• [DIRECTIONS]:
Without the images, print all the entries below exactly as given.

-------- GIVEN ENTRIES

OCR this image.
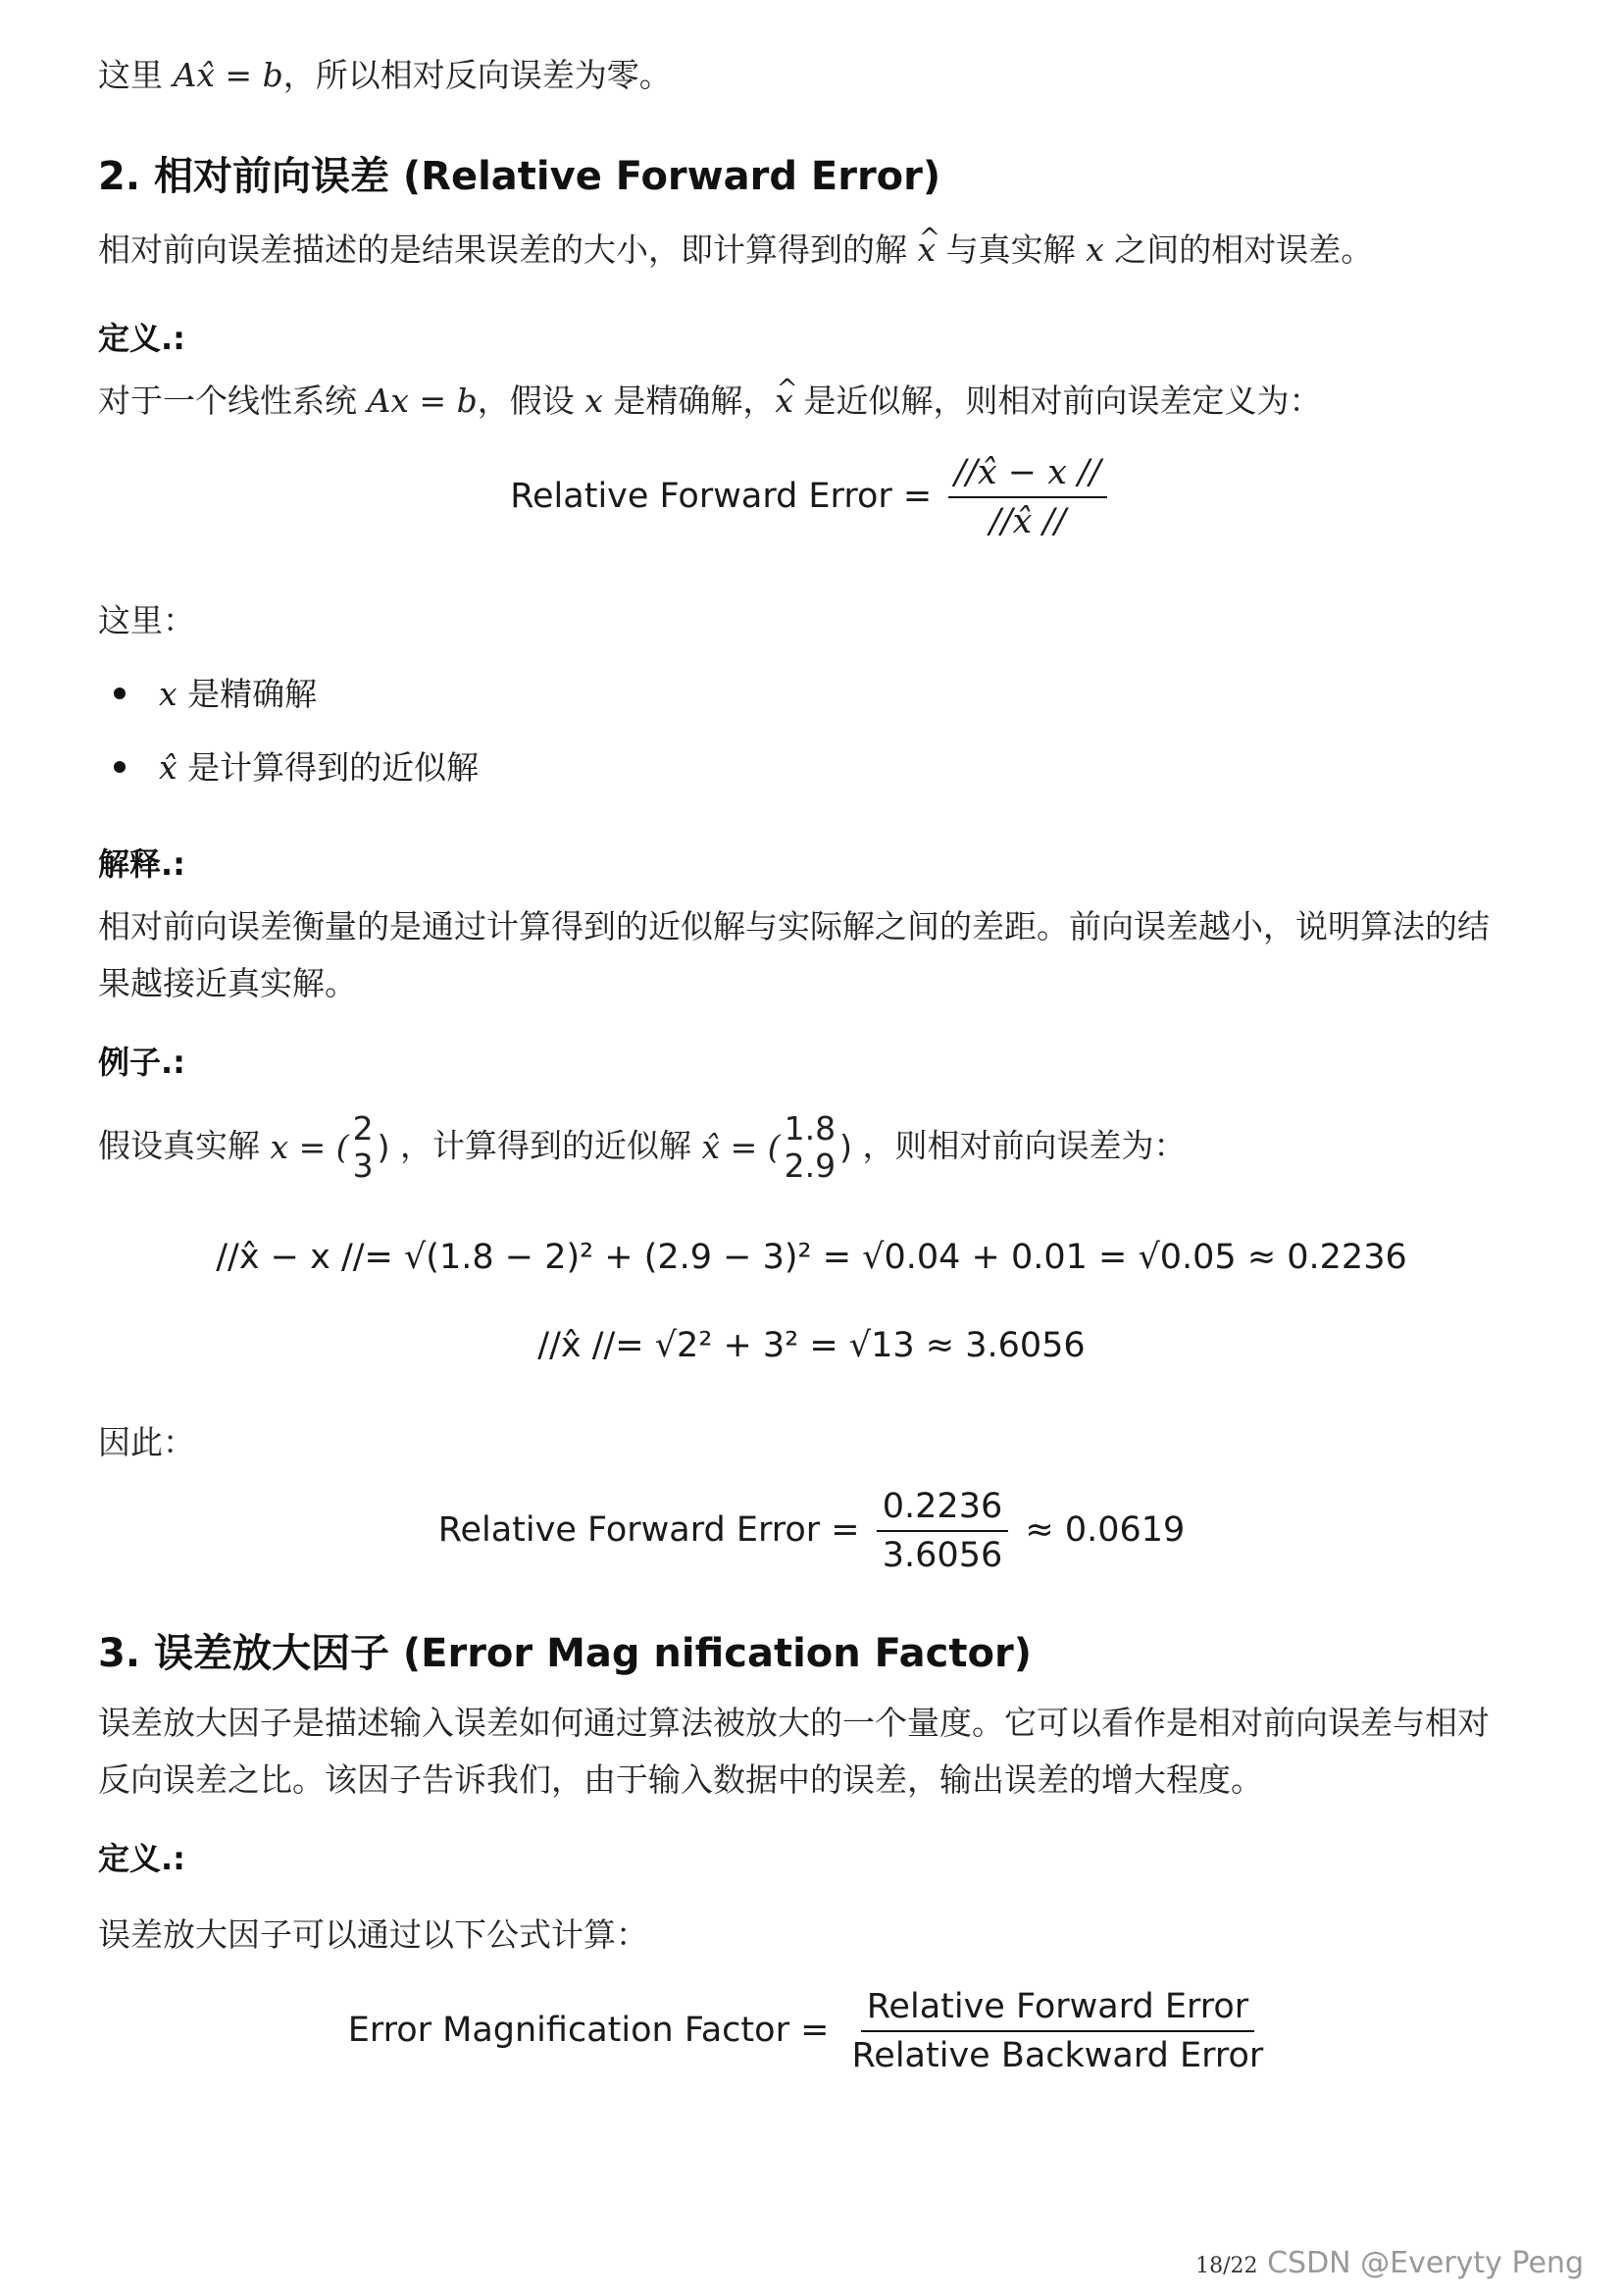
这里 Ax̂ = b，所以相对反向误差为零。
2. 相对前向误差 (Relative Forward Error)
相对前向误差描述的是结果误差的大小，即计算得到的解 ^ x 与真实解 x 之间的相对误差。
定义.:
对于一个线性系统 Ax = b，假设 x 是精确解，^ x 是近似解，则相对前向误差定义为：
Relative Forward Error = $\frac{//x̂ - x //}{//x̂ //}$
这里：
x 是精确解
x̂ 是计算得到的近似解
解释.:
相对前向误差衡量的是通过计算得到的近似解与实际解之间的差距。前向误差越小，说明算法的结果越接近真实解。
例子.:
假设真实解 x = ( 2
3 ) ，计算得到的近似解 x̂ = ( 1.8
2.9 ) ，则相对前向误差为：
//x̂ − x //= √(1.8 − 2)² + (2.9 − 3)² = √0.04 + 0.01 = √0.05 ≈ 0.2236
//x̂ //= √2² + 3² = √13 ≈ 3.6056
因此：
Relative Forward Error = $\frac{0.2236}{3.6056} \approx 0.0619$
3. 误差放大因子 (Error Mag nification Factor)
误差放大因子是描述输入误差如何通过算法被放大的一个量度。它可以看作是相对前向误差与相对反向误差之比。该因子告诉我们，由于输入数据中的误差，输出误差的增大程度。
定义.:
误差放大因子可以通过以下公式计算：
Error Magnification Factor = $\frac{\text{Relative Forward Error}}{\text{Relative Backward Error}}$
18/22 CSDN @Everyty Peng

----------------

• [EXERCISE ANSWER]:
OCR this image.
这里 Ax̂ = b，所以相对反向误差为零。
2. 相对前向误差 (Relative Forward Error)
相对前向误差描述的是结果误差的大小，即计算得到的解 ^ x 与真实解 x 之间的相对误差。
定义.:
对于一个线性系统 Ax = b，假设 x 是精确解，^ x 是近似解，则相对前向误差定义为：
Relative Forward Error = $\frac{//x̂ - x //}{//x̂ //}$
这里：
x 是精确解
x̂ 是计算得到的近似解
解释.:
相对前向误差衡量的是通过计算得到的近似解与实际解之间的差距。前向误差越小，说明算法的结果越接近真实解。
例子.:
假设真实解 x = ( 2
3 ) ，计算得到的近似解 x̂ = ( 1.8
2.9 ) ，则相对前向误差为：
//x̂ − x //= √(1.8 − 2)² + (2.9 − 3)² = √0.04 + 0.01 = √0.05 ≈ 0.2236
//x̂ //= √2² + 3² = √13 ≈ 3.6056
因此：
Relative Forward Error = $\frac{0.2236}{3.6056} \approx 0.0619$
3. 误差放大因子 (Error Mag nification Factor)
误差放大因子是描述输入误差如何通过算法被放大的一个量度。它可以看作是相对前向误差与相对反向误差之比。该因子告诉我们，由于输入数据中的误差，输出误差的增大程度。
定义.:
误差放大因子可以通过以下公式计算：
Error Magnification Factor = $\frac{\text{Relative Forward Error}}{\text{Relative Backward Error}}$
18/22 CSDN @Everyty Peng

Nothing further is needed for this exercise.